WORK ITEM: Reproduce the weld inspection paper excerpt below in full, word for word.

Independent Consultant, Mumbai, India

Sadasivan Narayana

Materials Evaluation Services (M) Pvt. Ltd., Mumbai, India

Paper No. PVP2018-84109, pp. V01BT01A005; 12 pages
doi:10.1115/PVP2018-84109
From:
  • ASME 2018 Pressure Vessels and Piping Conference
  • Volume 1B: Codes and Standards
  • Prague, Czech Republic, July 15–20, 2018
  • Conference Sponsors: Pressure Vessels and Piping Division
  • ISBN: 978-0-7918-5159-3
  • Copyright © 2018 by ASME

abstract

Welds are inspected by various techniques which include visual examination, surface examination and volumetric examination.

While the above techniques would qualify a weld to workmanship criteria, they would not necessarily be indicative of weld properties.

Preparation and qualification of welding procedures and testing of production welds are indicative that the weldment would probably provide a safe and satisfactory service life.

However, weldments have to operate at their design conditions which may include high temperatures and ASME Codes do not necessarily stipulate tests for verification of high temperature properties. In addition, defective welds are often repaired by removing the originally deposited weld metal and re-welding. The effects of double heat input are not necessarily evaluated.

In this paper, an insight is provided into the factors which provide assurance that weldments will perform satisfactorily in service and the combination of non-destructive evaluation methods which would enable effective detection of imperfections.

Non-destructive volumetric examination method for welds has traditionally be radiography. With the advent of automated data acquisition methods in Ultrasonics, like Time of Flight Diffraction and Phased Array Ultrasonic Testing, these methods are rapidly replacing radiographic methods for weld inspection.

Ultrasonic acceptance criteria in ASME Section VIII Div. 1, ASME Section VIII Div. 2 and ASME Section IX do not include evaluation of porosity as ultrasonic methods do not easily detect porosity.

The result of all this is that today we are accepting welders qualified using Ultrasonic examination as per ASME Section IX but on the job there is still the option of inspecting the weld using Radiography in which, excessive porosity can be a cause for weld repair.

Considering this and various other criteria, a comprehensive weld evaluation methodology is proposed taking advantage of the strengths of each inspection technique while welding technology used would ensure that welds have required properties at service temperatures.

A proposal is also made to improve the detectability of imperfections using modifications of existing Ultrasonic A-scan Techniques.

SOURCE DATA:
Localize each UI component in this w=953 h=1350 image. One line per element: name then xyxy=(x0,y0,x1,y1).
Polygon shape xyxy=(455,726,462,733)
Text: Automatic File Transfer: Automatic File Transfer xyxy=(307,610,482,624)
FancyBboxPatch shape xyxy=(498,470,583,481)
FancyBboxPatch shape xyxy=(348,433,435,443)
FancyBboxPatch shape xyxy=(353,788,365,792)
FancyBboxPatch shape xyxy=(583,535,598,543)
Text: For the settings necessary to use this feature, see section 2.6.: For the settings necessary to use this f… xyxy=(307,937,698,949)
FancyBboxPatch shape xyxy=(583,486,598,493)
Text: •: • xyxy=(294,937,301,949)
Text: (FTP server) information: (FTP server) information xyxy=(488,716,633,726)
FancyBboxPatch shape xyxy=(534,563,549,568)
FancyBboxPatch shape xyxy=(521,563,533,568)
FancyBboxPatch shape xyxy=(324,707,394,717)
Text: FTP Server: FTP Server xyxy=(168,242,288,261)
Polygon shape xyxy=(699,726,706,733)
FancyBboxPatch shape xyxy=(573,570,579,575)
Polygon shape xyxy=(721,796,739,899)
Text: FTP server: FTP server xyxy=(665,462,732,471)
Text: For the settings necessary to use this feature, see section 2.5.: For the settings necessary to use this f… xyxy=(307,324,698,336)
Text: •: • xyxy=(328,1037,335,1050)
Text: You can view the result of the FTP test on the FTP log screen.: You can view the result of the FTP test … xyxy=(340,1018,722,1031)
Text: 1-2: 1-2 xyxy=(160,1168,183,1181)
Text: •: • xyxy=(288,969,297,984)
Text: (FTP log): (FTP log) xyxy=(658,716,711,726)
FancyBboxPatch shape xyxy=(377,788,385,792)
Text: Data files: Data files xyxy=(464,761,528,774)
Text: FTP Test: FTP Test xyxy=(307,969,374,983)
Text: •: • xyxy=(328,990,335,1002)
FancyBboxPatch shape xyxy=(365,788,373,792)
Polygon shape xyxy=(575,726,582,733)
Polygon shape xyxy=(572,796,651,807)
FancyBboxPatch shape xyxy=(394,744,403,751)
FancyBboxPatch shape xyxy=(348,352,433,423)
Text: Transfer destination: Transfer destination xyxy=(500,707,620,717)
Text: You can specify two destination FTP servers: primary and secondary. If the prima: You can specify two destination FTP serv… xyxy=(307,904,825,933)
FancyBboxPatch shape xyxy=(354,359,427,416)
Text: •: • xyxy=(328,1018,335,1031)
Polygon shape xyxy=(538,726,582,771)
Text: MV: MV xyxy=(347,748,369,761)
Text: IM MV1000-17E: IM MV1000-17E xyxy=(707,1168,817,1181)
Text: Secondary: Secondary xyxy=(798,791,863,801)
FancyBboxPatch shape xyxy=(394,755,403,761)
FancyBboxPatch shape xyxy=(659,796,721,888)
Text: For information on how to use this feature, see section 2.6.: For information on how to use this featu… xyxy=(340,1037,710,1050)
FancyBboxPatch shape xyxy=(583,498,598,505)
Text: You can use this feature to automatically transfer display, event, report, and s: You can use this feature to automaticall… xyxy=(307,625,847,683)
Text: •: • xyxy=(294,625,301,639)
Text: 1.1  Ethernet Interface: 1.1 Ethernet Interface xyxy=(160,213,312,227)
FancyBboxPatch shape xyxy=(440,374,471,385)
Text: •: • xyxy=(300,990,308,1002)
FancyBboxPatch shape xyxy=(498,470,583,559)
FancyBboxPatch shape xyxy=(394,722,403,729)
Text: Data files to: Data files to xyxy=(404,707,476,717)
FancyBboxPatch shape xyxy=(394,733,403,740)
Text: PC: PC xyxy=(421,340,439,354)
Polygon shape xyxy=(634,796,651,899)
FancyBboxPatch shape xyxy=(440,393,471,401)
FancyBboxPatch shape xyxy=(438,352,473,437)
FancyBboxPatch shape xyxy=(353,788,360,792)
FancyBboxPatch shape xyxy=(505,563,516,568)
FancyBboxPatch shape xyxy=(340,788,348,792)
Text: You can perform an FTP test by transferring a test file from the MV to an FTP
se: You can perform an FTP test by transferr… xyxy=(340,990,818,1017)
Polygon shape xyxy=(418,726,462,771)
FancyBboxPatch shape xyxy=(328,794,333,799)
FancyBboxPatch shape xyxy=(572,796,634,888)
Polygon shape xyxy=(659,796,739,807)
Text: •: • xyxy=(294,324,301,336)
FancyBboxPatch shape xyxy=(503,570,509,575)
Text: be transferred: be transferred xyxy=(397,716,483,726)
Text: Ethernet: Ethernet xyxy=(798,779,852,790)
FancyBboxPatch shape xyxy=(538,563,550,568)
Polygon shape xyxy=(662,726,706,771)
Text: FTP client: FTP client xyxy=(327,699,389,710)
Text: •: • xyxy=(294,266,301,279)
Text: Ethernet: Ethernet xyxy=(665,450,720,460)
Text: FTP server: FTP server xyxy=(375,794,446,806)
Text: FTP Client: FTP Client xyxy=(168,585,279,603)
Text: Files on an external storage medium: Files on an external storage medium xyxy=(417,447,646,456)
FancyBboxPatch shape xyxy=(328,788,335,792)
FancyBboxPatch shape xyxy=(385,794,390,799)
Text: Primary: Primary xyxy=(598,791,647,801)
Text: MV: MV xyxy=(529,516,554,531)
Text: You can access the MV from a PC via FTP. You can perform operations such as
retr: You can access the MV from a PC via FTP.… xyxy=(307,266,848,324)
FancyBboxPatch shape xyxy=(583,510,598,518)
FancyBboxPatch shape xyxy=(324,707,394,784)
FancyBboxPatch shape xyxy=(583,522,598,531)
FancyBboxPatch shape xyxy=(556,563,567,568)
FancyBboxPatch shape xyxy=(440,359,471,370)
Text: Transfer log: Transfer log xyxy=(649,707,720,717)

ANSWER AREA:
Independent Consultant, Mumbai, India

Sadasivan Narayana

Materials Evaluation Services (M) Pvt. Ltd., Mumbai, India

Paper No. PVP2018-84109, pp. V01BT01A005; 12 pages
doi:10.1115/PVP2018-84109
From:
  • ASME 2018 Pressure Vessels and Piping Conference
  • Volume 1B: Codes and Standards
  • Prague, Czech Republic, July 15–20, 2018
  • Conference Sponsors: Pressure Vessels and Piping Division
  • ISBN: 978-0-7918-5159-3
  • Copyright © 2018 by ASME

abstract

Welds are inspected by various techniques which include visual examination, surface examination and volumetric examination.

While the above techniques would qualify a weld to workmanship criteria, they would not necessarily be indicative of weld properties.

Preparation and qualification of welding procedures and testing of production welds are indicative that the weldment would probably provide a safe and satisfactory service life.

However, weldments have to operate at their design conditions which may include high temperatures and ASME Codes do not necessarily stipulate tests for verification of high temperature properties. In addition, defective welds are often repaired by removing the originally deposited weld metal and re-welding. The effects of double heat input are not necessarily evaluated.

In this paper, an insight is provided into the factors which provide assurance that weldments will perform satisfactorily in service and the combination of non-destructive evaluation methods which would enable effective detection of imperfections.

Non-destructive volumetric examination method for welds has traditionally be radiography. With the advent of automated data acquisition methods in Ultrasonics, like Time of Flight Diffraction and Phased Array Ultrasonic Testing, these methods are rapidly replacing radiographic methods for weld inspection.

Ultrasonic acceptance criteria in ASME Section VIII Div. 1, ASME Section VIII Div. 2 and ASME Section IX do not include evaluation of porosity as ultrasonic methods do not easily detect porosity.

The result of all this is that today we are accepting welders qualified using Ultrasonic examination as per ASME Section IX but on the job there is still the option of inspecting the weld using Radiography in which, excessive porosity can be a cause for weld repair.

Considering this and various other criteria, a comprehensive weld evaluation methodology is proposed taking advantage of the strengths of each inspection technique while welding technology used would ensure that welds have required properties at service temperatures.

A proposal is also made to improve the detectability of imperfections using modifications of existing Ultrasonic A-scan Techniques.